Look over the lines below. Report each one that includes the string "LIVE".

### Supplied material
**********

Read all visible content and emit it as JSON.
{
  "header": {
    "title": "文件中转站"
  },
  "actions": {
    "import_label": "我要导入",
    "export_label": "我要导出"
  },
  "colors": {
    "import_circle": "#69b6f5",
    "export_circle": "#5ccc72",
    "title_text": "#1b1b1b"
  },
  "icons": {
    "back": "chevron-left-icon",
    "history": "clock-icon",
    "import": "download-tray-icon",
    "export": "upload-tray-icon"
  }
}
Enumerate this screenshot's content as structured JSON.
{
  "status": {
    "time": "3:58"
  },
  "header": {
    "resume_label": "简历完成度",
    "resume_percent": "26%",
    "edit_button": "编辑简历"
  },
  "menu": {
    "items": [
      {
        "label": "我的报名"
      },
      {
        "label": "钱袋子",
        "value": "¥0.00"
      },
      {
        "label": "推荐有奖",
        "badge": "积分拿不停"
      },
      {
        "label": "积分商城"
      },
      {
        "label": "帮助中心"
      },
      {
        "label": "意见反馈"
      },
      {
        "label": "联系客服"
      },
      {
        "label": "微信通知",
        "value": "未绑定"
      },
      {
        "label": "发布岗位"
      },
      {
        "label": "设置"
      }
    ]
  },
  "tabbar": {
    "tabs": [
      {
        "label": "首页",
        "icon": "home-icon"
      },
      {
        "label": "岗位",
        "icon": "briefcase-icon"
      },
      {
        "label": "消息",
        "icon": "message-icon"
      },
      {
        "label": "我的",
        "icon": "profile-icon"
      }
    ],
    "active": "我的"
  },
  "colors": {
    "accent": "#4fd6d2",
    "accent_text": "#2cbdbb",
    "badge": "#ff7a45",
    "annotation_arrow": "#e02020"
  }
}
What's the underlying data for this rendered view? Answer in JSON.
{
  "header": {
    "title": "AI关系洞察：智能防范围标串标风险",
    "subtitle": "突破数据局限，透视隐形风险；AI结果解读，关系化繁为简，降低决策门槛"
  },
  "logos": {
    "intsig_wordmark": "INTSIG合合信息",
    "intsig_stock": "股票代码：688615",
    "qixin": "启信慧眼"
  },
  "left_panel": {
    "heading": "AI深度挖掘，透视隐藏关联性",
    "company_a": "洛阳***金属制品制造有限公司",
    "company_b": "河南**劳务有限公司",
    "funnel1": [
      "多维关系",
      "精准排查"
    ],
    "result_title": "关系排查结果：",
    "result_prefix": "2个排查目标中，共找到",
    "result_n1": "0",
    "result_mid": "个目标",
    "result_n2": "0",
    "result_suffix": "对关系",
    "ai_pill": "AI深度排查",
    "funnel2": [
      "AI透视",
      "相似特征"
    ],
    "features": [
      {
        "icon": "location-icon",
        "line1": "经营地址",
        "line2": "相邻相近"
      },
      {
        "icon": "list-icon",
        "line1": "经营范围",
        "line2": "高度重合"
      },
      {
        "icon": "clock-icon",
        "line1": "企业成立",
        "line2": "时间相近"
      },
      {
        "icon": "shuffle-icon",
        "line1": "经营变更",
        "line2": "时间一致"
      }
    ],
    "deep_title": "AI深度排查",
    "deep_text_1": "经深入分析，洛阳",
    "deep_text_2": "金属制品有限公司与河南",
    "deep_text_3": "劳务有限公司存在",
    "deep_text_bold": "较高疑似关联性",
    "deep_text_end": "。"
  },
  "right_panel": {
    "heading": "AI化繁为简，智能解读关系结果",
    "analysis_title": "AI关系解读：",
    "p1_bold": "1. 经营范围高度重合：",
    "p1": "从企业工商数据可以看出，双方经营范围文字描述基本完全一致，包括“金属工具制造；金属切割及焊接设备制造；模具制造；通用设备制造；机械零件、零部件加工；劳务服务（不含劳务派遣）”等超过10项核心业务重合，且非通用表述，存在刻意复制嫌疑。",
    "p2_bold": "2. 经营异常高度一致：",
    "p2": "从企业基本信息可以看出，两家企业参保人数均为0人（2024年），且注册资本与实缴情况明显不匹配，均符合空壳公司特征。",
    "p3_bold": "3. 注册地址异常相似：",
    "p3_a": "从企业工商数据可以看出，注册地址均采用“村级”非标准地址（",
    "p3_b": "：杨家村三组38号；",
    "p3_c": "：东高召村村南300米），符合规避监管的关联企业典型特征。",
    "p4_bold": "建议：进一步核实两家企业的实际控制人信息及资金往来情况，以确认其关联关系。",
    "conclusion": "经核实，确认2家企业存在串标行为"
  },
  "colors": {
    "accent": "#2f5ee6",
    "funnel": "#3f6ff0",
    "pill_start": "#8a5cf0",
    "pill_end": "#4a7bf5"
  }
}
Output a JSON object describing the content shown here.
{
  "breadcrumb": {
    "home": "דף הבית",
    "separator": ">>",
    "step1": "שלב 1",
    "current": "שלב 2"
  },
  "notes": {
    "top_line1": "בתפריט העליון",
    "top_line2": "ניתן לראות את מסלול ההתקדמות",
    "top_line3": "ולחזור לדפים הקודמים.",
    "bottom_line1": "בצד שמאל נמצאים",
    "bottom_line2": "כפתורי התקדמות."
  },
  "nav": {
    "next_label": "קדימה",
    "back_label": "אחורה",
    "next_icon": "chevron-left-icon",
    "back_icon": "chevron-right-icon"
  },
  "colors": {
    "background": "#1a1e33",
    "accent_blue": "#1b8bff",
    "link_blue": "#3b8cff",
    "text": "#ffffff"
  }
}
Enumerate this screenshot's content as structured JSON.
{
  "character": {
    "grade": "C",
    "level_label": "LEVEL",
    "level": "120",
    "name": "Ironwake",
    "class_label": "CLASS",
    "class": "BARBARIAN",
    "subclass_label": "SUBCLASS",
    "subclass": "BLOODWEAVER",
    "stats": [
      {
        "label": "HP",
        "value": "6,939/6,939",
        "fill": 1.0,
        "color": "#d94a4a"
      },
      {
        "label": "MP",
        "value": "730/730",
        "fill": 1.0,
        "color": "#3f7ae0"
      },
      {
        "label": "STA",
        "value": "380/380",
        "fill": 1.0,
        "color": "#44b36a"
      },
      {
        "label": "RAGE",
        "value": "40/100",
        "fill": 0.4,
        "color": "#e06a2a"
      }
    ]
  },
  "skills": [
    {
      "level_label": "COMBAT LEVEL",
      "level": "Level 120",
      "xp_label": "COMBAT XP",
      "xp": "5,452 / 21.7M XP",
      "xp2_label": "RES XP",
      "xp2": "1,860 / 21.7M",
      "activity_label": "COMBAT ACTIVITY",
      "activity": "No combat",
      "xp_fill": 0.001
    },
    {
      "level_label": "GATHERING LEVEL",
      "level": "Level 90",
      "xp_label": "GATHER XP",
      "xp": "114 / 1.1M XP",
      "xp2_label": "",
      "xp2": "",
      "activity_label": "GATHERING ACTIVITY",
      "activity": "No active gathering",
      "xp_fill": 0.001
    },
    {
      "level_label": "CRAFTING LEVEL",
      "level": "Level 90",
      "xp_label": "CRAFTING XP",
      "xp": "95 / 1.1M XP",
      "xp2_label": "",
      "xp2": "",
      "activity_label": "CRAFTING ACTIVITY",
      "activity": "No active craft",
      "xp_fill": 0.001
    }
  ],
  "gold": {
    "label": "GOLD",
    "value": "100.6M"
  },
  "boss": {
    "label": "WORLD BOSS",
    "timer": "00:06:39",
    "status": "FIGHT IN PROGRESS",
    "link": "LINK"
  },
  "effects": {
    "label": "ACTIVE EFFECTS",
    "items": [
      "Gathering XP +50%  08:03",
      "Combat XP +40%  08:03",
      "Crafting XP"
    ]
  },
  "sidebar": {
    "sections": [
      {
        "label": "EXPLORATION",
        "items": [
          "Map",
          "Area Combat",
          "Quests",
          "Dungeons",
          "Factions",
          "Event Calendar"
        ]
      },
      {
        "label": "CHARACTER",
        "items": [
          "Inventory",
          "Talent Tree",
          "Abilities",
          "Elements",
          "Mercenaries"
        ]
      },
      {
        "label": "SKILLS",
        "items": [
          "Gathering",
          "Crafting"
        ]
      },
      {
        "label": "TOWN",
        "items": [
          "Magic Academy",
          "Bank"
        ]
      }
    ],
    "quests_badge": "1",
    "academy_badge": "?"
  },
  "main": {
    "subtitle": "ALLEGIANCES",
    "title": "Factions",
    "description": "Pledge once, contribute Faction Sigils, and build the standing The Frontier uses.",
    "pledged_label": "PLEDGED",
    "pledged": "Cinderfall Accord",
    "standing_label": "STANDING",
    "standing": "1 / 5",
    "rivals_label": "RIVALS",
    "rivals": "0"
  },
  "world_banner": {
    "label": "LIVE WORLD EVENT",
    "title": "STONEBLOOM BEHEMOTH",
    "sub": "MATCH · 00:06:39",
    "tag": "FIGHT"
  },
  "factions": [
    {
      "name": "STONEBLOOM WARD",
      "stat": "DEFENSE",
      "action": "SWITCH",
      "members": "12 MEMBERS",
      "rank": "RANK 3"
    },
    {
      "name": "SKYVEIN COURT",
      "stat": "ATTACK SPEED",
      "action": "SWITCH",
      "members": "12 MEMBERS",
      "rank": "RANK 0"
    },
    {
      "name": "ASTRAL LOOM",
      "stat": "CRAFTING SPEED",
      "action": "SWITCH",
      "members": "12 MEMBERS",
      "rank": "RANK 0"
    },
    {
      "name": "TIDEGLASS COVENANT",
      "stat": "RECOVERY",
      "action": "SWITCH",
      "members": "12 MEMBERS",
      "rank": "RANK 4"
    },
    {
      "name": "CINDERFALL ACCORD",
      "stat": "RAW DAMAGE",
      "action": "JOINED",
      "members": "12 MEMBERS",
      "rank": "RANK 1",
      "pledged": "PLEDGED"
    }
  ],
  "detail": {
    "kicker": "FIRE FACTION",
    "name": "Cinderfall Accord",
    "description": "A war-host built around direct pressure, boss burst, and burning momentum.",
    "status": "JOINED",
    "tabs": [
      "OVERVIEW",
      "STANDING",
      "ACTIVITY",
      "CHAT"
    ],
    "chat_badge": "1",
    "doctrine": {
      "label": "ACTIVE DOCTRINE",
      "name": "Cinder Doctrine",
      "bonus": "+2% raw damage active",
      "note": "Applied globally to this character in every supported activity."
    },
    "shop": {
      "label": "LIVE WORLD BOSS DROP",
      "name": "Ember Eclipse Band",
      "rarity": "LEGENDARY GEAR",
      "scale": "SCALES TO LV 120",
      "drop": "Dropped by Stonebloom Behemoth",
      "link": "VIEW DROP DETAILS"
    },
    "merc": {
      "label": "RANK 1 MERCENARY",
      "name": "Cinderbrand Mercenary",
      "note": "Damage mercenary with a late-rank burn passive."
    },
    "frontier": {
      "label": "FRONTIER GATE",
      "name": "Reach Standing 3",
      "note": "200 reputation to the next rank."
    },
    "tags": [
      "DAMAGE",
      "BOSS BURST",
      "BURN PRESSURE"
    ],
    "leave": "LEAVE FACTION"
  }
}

**********

### The answer
    "label": "LIVE WORLD EVENT",
      "label": "LIVE WORLD BOSS DROP",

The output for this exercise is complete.